- **Job**:
Copy every entry word for word. Skip the pictures.

[Entries from a dataset]

□ □ □

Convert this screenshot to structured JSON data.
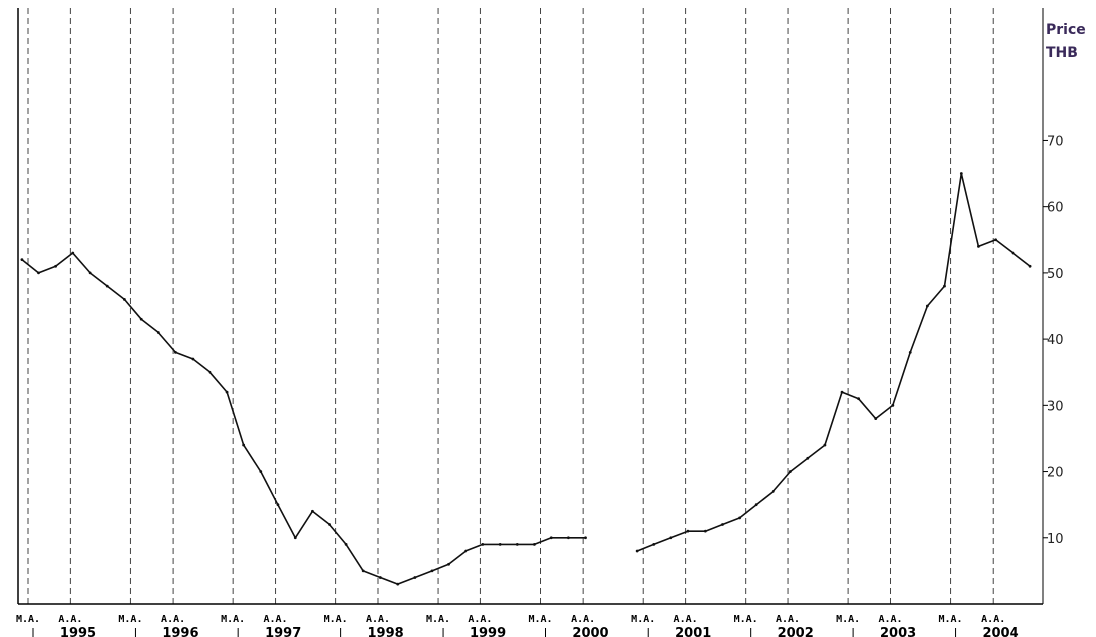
{
  "chart_data": {
    "type": "line",
    "y_unit": [
      "Price",
      "THB"
    ],
    "ylim": [
      0,
      90
    ],
    "y_ticks": [
      10,
      20,
      30,
      40,
      50,
      60,
      70
    ],
    "grid": "vertical-dashed",
    "month_ticks": [
      "M.A.",
      "A.A.",
      "M.A.",
      "A.A.",
      "M.A.",
      "A.A.",
      "M.A.",
      "A.A.",
      "M.A.",
      "A.A.",
      "M.A.",
      "A.A.",
      "M.A.",
      "A.A.",
      "M.A.",
      "A.A.",
      "M.A.",
      "A.A.",
      "M.A.",
      "A.A."
    ],
    "years": [
      "1995",
      "1996",
      "1997",
      "1998",
      "1999",
      "2000",
      "2001",
      "2002",
      "2003",
      "2004"
    ],
    "series": [
      {
        "color": "#111111",
        "x": [
          "1995-01",
          "1995-03",
          "1995-05",
          "1995-07",
          "1995-09",
          "1995-11",
          "1996-01",
          "1996-03",
          "1996-05",
          "1996-07",
          "1996-09",
          "1996-11",
          "1997-01",
          "1997-03",
          "1997-05",
          "1997-07",
          "1997-09",
          "1997-11",
          "1998-01",
          "1998-03",
          "1998-05",
          "1998-07",
          "1998-09",
          "1998-11",
          "1999-01",
          "1999-03",
          "1999-05",
          "1999-07",
          "1999-09",
          "1999-11",
          "2000-01",
          "2000-03",
          "2000-05",
          "2000-07",
          "2000-09",
          "2000-11",
          "2001-01",
          "2001-03",
          "2001-05",
          "2001-07",
          "2001-09",
          "2001-11",
          "2002-01",
          "2002-03",
          "2002-05",
          "2002-07",
          "2002-09",
          "2002-11",
          "2003-01",
          "2003-03",
          "2003-05",
          "2003-07",
          "2003-09",
          "2003-11",
          "2004-01",
          "2004-03",
          "2004-05",
          "2004-07",
          "2004-09",
          "2004-11"
        ],
        "y": [
          52,
          50,
          51,
          53,
          50,
          48,
          46,
          43,
          41,
          38,
          37,
          35,
          32,
          24,
          20,
          15,
          10,
          14,
          12,
          9,
          5,
          4,
          3,
          4,
          5,
          6,
          8,
          9,
          9,
          9,
          9,
          10,
          10,
          10,
          null,
          null,
          8,
          9,
          10,
          11,
          11,
          12,
          13,
          15,
          17,
          20,
          22,
          24,
          32,
          31,
          28,
          30,
          38,
          45,
          48,
          65,
          54,
          55,
          53,
          51
        ]
      }
    ]
  }
}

□ □ □

- **Output for this task**:
Convert this screenshot to structured JSON data.
{
  "chart_data": {
    "type": "line",
    "y_unit": [
      "Price",
      "THB"
    ],
    "ylim": [
      0,
      90
    ],
    "y_ticks": [
      10,
      20,
      30,
      40,
      50,
      60,
      70
    ],
    "grid": "vertical-dashed",
    "month_ticks": [
      "M.A.",
      "A.A.",
      "M.A.",
      "A.A.",
      "M.A.",
      "A.A.",
      "M.A.",
      "A.A.",
      "M.A.",
      "A.A.",
      "M.A.",
      "A.A.",
      "M.A.",
      "A.A.",
      "M.A.",
      "A.A.",
      "M.A.",
      "A.A.",
      "M.A.",
      "A.A."
    ],
    "years": [
      "1995",
      "1996",
      "1997",
      "1998",
      "1999",
      "2000",
      "2001",
      "2002",
      "2003",
      "2004"
    ],
    "series": [
      {
        "color": "#111111",
        "x": [
          "1995-01",
          "1995-03",
          "1995-05",
          "1995-07",
          "1995-09",
          "1995-11",
          "1996-01",
          "1996-03",
          "1996-05",
          "1996-07",
          "1996-09",
          "1996-11",
          "1997-01",
          "1997-03",
          "1997-05",
          "1997-07",
          "1997-09",
          "1997-11",
          "1998-01",
          "1998-03",
          "1998-05",
          "1998-07",
          "1998-09",
          "1998-11",
          "1999-01",
          "1999-03",
          "1999-05",
          "1999-07",
          "1999-09",
          "1999-11",
          "2000-01",
          "2000-03",
          "2000-05",
          "2000-07",
          "2000-09",
          "2000-11",
          "2001-01",
          "2001-03",
          "2001-05",
          "2001-07",
          "2001-09",
          "2001-11",
          "2002-01",
          "2002-03",
          "2002-05",
          "2002-07",
          "2002-09",
          "2002-11",
          "2003-01",
          "2003-03",
          "2003-05",
          "2003-07",
          "2003-09",
          "2003-11",
          "2004-01",
          "2004-03",
          "2004-05",
          "2004-07",
          "2004-09",
          "2004-11"
        ],
        "y": [
          52,
          50,
          51,
          53,
          50,
          48,
          46,
          43,
          41,
          38,
          37,
          35,
          32,
          24,
          20,
          15,
          10,
          14,
          12,
          9,
          5,
          4,
          3,
          4,
          5,
          6,
          8,
          9,
          9,
          9,
          9,
          10,
          10,
          10,
          null,
          null,
          8,
          9,
          10,
          11,
          11,
          12,
          13,
          15,
          17,
          20,
          22,
          24,
          32,
          31,
          28,
          30,
          38,
          45,
          48,
          65,
          54,
          55,
          53,
          51
        ]
      }
    ]
  }
}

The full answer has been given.